**To do**
Select the lines that hold the word "Monika" and copy each one.

[Extracted records]
━━━━━━━━

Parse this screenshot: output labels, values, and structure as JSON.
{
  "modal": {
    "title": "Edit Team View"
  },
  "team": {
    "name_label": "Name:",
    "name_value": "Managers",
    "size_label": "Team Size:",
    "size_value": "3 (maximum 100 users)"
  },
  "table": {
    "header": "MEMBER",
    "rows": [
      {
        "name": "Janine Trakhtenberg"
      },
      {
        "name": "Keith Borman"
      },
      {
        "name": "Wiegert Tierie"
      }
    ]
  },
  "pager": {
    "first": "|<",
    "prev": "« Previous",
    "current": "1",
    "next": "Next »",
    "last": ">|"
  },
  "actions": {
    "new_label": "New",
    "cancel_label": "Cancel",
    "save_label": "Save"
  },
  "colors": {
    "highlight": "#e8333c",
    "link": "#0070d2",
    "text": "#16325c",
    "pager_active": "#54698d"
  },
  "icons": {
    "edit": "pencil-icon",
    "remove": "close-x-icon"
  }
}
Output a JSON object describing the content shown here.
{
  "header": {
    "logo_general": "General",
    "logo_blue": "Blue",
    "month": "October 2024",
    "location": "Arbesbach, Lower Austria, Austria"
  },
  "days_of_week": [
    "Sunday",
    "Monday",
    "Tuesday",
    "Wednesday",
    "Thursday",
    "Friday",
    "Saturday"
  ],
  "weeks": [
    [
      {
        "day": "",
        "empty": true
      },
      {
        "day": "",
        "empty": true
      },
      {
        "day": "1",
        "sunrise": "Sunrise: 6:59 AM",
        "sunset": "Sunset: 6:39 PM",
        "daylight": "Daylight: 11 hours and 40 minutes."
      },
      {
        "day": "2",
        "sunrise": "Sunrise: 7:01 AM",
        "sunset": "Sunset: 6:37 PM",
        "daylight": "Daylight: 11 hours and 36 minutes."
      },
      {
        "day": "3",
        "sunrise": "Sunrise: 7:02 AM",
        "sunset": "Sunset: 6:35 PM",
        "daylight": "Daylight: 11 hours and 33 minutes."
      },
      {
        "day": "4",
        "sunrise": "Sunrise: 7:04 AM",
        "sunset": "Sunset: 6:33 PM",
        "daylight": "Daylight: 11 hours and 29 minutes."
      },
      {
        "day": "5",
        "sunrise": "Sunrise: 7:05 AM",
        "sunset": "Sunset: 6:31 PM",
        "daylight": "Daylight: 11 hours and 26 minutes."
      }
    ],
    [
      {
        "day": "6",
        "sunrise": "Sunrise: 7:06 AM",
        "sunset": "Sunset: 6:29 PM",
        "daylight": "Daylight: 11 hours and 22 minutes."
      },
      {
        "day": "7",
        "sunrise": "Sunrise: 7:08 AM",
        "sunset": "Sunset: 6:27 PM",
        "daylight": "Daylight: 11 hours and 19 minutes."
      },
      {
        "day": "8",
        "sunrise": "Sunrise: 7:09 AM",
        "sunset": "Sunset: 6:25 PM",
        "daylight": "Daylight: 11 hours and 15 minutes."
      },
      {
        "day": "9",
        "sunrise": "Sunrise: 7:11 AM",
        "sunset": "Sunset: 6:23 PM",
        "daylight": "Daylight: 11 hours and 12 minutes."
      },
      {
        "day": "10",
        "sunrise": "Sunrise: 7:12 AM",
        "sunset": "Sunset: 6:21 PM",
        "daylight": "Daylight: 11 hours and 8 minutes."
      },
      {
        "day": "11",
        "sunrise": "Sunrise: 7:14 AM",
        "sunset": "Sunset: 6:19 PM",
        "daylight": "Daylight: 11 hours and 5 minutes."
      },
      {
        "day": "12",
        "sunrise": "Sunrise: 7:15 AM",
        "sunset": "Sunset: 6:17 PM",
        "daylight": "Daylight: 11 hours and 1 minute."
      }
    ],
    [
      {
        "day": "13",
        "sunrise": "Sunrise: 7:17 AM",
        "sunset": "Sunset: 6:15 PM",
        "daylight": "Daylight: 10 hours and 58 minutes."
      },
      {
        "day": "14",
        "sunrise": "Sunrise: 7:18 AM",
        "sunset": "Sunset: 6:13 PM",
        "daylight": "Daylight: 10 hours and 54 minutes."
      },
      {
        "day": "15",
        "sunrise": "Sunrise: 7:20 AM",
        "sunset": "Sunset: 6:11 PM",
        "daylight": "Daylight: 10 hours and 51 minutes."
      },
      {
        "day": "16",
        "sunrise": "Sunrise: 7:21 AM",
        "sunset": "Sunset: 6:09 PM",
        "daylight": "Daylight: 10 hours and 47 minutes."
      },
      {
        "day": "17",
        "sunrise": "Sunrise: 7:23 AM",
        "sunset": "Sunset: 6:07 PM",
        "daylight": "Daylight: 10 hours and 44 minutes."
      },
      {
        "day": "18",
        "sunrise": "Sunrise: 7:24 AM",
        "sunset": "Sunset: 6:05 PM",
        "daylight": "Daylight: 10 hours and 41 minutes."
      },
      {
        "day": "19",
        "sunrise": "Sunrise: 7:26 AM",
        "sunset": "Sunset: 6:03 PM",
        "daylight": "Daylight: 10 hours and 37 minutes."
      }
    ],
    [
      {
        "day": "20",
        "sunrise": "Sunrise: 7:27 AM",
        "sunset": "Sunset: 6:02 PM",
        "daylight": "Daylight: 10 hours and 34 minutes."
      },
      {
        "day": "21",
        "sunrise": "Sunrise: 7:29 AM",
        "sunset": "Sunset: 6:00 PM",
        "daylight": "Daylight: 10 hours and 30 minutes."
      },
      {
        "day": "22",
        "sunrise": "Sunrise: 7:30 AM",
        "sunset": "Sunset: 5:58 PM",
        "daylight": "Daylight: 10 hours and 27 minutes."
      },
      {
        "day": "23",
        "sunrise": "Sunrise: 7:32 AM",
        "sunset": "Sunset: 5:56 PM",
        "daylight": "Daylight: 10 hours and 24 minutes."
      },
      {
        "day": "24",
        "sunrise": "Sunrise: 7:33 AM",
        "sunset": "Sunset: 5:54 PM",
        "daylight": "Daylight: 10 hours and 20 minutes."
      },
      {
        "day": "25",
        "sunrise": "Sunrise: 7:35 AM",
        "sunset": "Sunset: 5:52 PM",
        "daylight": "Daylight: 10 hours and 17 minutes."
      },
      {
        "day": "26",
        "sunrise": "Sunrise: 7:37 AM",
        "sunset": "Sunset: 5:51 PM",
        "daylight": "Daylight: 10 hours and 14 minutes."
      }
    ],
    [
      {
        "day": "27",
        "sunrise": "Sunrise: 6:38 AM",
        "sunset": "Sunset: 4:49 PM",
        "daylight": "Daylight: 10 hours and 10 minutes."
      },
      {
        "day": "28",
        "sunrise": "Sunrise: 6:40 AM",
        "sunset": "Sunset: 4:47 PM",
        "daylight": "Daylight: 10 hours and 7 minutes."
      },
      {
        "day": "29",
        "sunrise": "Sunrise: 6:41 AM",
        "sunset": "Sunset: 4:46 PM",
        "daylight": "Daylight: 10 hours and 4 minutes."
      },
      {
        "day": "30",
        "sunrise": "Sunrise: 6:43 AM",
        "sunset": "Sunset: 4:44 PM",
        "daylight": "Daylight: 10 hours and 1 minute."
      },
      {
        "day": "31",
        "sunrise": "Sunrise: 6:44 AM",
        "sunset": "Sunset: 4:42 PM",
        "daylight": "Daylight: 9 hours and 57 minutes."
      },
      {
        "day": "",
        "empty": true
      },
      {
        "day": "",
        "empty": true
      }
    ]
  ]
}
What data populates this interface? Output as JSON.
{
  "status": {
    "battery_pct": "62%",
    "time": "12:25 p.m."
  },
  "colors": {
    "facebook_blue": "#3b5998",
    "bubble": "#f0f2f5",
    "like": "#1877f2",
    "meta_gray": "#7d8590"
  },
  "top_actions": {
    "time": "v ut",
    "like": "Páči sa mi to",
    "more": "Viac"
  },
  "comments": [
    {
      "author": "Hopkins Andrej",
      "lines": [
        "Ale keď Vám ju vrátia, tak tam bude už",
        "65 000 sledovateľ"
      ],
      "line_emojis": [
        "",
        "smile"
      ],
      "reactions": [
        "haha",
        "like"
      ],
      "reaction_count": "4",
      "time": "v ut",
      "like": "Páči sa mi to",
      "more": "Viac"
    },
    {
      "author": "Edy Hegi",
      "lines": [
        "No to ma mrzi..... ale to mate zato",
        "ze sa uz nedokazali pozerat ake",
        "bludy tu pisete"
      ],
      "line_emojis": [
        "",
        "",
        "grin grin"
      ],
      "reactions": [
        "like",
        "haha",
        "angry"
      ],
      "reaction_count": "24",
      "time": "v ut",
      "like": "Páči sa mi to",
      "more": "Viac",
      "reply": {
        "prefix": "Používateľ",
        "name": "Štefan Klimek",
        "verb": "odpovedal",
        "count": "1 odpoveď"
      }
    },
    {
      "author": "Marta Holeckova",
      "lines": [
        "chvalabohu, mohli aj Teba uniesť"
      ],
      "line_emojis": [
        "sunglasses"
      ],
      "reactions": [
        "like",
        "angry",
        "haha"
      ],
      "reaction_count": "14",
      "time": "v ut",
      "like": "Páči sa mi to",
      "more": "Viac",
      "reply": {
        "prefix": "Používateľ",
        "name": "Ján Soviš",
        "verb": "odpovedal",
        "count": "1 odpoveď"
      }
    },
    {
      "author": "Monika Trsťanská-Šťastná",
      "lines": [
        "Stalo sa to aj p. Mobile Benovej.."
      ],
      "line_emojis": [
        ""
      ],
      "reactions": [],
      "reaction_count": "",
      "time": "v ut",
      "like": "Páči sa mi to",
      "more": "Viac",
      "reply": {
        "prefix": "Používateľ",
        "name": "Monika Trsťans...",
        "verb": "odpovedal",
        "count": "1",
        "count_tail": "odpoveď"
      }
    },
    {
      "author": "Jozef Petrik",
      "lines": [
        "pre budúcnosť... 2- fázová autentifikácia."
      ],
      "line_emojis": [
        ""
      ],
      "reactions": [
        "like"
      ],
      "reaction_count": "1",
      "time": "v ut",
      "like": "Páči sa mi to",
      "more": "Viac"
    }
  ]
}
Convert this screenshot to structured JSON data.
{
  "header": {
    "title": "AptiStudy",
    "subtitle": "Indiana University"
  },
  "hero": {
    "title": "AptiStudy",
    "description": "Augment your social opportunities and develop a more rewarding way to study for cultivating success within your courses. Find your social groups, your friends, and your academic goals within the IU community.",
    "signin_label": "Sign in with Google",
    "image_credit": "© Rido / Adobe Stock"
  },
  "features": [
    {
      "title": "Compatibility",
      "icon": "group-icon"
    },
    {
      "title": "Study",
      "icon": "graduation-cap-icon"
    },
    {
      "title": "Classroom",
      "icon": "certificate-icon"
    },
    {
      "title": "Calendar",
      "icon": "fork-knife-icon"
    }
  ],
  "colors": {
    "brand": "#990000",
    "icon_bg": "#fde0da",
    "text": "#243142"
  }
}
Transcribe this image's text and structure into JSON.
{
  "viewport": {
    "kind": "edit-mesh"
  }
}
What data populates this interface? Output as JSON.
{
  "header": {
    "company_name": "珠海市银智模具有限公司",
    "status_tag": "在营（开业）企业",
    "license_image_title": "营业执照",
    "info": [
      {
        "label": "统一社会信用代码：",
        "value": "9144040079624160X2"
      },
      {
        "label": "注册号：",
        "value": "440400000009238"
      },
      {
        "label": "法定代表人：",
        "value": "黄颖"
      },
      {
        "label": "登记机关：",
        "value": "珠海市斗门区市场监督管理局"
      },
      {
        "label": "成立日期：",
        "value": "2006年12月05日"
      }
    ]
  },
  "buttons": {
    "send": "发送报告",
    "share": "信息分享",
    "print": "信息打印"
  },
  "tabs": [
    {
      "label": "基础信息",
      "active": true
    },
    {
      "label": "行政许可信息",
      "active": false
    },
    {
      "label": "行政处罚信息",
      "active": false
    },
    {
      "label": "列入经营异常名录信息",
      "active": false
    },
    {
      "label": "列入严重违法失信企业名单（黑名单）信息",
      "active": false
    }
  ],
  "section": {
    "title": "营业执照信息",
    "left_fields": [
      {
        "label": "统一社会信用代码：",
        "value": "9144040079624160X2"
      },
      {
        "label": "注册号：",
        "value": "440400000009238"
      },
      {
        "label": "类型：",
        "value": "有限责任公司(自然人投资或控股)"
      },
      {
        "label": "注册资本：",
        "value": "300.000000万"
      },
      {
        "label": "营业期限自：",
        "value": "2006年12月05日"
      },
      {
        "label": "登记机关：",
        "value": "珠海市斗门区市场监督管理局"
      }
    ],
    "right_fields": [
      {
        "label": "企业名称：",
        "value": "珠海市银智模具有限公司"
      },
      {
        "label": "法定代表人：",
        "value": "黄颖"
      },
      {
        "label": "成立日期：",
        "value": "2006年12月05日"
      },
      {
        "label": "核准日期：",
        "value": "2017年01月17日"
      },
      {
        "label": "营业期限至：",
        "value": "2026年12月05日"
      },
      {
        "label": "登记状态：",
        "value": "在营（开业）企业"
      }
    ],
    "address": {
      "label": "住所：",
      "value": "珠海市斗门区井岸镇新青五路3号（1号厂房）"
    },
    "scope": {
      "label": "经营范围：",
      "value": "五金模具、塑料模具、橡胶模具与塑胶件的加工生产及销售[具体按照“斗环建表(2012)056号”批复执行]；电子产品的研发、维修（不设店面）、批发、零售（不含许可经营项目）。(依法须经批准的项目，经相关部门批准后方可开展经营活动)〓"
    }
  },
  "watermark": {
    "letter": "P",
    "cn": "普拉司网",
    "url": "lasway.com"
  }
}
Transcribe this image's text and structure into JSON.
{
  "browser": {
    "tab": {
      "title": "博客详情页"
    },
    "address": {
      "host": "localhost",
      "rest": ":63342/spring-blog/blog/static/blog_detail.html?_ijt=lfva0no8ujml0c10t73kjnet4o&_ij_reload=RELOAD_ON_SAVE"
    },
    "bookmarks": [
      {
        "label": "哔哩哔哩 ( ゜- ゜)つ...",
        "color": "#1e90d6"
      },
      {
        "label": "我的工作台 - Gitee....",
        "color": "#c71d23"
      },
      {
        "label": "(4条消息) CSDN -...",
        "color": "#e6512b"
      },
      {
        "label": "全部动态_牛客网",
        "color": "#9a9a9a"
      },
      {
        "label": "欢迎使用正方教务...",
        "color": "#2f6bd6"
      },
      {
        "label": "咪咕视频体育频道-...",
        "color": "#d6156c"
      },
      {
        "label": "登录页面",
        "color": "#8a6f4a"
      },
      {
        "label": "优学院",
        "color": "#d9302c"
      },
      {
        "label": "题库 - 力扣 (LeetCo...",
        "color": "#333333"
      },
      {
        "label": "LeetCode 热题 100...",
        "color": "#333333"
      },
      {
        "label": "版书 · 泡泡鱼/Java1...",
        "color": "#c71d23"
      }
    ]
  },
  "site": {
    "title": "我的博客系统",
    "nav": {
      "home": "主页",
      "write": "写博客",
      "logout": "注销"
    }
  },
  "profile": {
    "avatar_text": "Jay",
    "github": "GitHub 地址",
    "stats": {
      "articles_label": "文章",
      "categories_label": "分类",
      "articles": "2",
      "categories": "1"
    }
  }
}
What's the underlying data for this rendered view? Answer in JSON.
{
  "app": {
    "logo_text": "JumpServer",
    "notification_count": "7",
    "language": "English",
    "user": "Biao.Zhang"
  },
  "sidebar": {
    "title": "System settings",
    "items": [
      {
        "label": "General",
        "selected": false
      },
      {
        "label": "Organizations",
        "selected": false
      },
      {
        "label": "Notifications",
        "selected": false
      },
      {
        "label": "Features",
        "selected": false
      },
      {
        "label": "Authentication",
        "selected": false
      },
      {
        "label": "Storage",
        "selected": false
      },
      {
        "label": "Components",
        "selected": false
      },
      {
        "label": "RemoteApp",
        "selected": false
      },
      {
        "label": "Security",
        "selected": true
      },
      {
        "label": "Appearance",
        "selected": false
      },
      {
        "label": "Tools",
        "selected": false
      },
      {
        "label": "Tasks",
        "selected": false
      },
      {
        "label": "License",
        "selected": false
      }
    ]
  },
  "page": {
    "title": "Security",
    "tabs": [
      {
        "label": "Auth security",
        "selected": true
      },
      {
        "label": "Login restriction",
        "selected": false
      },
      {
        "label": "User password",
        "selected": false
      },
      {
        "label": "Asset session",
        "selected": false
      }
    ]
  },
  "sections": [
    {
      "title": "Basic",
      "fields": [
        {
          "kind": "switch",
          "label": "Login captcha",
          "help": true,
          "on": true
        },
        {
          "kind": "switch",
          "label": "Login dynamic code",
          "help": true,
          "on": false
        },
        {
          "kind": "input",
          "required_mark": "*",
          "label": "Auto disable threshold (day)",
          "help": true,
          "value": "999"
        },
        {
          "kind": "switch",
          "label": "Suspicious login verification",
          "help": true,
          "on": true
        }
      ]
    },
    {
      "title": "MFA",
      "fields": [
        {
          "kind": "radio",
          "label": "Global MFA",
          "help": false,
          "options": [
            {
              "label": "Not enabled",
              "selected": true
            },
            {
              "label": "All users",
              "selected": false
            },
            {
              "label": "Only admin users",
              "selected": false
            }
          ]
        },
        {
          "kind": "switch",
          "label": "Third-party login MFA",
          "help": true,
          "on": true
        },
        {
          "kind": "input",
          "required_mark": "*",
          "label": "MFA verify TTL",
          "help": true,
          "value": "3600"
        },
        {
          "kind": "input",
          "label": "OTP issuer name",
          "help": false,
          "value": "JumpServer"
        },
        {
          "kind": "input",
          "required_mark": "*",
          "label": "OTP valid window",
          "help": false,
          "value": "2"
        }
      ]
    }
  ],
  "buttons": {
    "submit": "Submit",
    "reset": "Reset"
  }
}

━━━━━━━━

**Expected answer**
      "author": "Monika Trsťanská-Šťastná",
        "name": "Monika Trsťans...",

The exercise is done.